Tell how many lines in the data below include the word "this". The answer is the number only.

---------- Task data

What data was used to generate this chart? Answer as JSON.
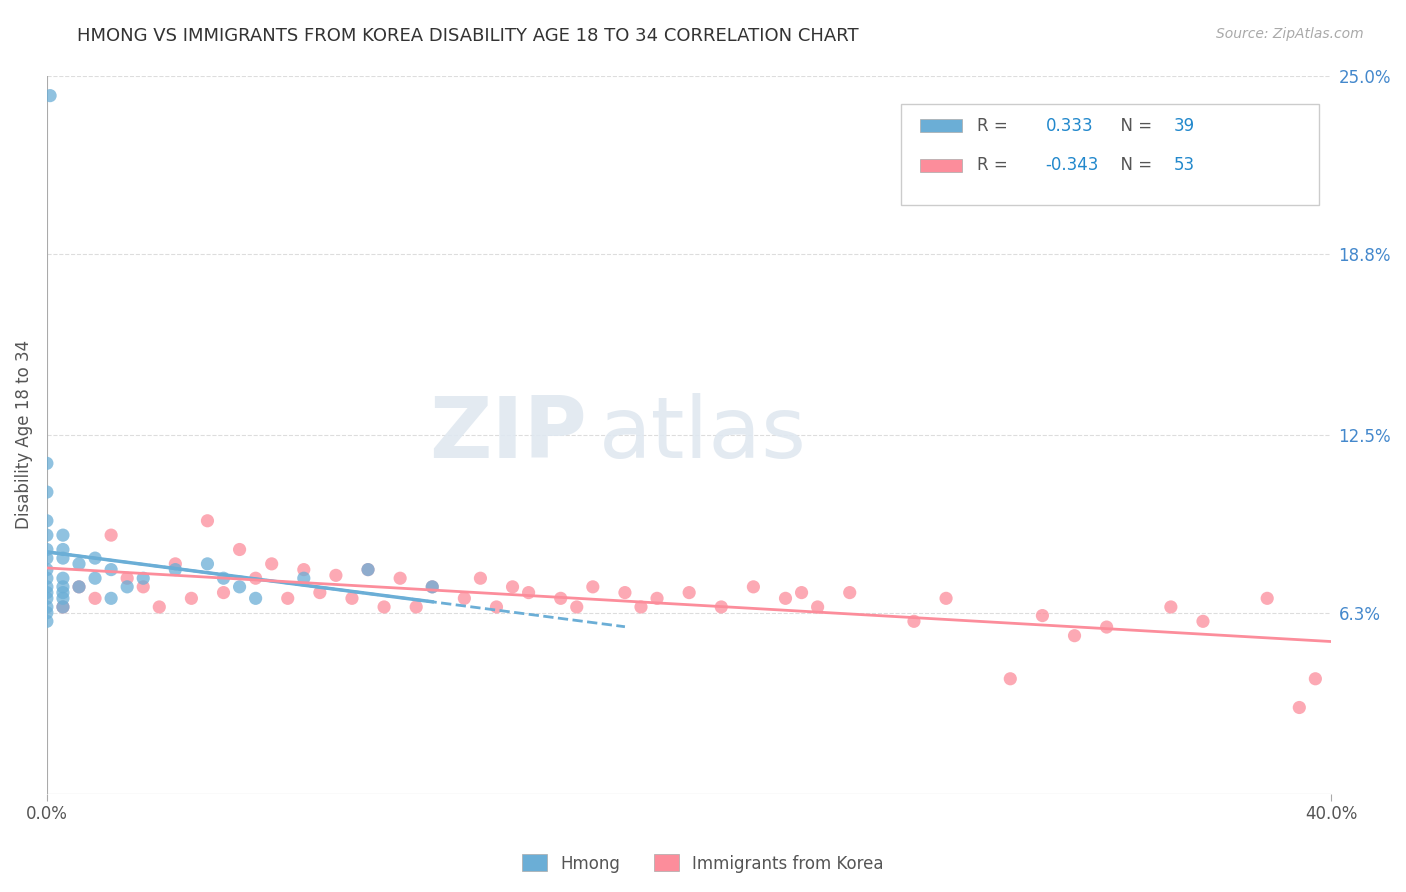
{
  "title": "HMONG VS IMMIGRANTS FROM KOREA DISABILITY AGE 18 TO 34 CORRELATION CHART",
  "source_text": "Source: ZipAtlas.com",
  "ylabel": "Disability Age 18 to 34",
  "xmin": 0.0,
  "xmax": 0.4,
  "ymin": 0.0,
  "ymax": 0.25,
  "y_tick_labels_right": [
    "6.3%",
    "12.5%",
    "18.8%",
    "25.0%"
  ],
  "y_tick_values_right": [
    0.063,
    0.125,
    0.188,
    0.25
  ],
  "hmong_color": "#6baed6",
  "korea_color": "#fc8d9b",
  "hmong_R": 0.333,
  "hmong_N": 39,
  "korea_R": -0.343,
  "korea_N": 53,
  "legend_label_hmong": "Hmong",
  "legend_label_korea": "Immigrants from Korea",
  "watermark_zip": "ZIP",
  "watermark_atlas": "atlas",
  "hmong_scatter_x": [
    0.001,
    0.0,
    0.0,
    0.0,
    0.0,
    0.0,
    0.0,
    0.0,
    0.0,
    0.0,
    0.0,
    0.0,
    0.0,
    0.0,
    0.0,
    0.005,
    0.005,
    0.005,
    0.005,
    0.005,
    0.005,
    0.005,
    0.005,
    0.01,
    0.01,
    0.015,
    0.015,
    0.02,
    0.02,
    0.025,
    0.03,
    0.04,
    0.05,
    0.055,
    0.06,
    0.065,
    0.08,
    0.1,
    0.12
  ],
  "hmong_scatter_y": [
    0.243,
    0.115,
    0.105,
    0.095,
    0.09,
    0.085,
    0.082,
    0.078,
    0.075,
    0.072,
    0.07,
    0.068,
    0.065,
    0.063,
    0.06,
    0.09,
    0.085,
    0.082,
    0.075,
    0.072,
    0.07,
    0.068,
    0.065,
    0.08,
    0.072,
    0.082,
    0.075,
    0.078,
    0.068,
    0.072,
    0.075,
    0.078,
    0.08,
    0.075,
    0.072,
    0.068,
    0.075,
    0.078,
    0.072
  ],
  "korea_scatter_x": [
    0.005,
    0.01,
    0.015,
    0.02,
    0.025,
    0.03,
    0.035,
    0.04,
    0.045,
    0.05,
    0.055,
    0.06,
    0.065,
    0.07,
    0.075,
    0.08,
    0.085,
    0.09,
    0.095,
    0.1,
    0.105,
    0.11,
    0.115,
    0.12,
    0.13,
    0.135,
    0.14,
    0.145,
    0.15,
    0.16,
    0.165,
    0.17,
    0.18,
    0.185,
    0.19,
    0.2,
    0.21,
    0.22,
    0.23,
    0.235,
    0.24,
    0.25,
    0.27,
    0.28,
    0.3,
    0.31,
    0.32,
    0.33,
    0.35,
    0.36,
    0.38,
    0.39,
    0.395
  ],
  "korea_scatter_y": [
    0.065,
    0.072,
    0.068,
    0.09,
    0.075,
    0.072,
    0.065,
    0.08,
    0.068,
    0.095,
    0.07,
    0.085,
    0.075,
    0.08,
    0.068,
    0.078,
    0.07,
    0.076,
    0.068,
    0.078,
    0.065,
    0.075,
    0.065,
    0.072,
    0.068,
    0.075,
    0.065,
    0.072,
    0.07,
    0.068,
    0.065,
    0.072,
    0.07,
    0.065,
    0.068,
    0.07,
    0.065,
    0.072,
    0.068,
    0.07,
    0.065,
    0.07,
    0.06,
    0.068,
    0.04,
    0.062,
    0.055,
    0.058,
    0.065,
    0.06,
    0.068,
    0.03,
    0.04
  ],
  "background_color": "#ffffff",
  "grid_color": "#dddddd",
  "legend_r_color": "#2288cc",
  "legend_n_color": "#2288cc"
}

--------------------
---------- Task data

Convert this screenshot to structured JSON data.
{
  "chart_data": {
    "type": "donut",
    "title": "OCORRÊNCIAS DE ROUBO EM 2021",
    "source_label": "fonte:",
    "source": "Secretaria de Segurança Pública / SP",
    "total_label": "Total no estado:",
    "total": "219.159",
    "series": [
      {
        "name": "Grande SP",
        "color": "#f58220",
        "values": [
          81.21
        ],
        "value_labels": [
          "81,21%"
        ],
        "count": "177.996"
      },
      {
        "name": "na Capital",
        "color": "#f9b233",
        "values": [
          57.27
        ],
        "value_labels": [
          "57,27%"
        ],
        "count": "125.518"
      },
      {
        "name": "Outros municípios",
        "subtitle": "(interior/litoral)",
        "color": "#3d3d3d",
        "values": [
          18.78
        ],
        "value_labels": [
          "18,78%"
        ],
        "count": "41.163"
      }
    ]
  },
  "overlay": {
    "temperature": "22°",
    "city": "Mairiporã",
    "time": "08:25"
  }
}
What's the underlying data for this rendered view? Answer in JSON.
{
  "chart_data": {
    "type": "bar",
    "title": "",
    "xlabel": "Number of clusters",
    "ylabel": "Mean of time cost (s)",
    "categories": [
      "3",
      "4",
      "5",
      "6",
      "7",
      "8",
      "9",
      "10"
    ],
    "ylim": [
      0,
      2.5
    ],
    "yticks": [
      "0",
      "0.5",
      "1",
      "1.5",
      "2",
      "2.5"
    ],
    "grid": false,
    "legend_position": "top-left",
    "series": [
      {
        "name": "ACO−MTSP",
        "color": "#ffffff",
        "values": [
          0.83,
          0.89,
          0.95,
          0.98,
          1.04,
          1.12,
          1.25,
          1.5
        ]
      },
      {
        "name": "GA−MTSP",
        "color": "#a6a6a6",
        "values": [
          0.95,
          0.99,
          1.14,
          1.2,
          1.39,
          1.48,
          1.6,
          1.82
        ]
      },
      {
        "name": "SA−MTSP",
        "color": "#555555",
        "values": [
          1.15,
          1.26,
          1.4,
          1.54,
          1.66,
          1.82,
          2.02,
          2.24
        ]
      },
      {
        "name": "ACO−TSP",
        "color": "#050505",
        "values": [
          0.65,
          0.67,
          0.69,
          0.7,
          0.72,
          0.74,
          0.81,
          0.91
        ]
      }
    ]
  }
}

--------------------

* Task solution:
3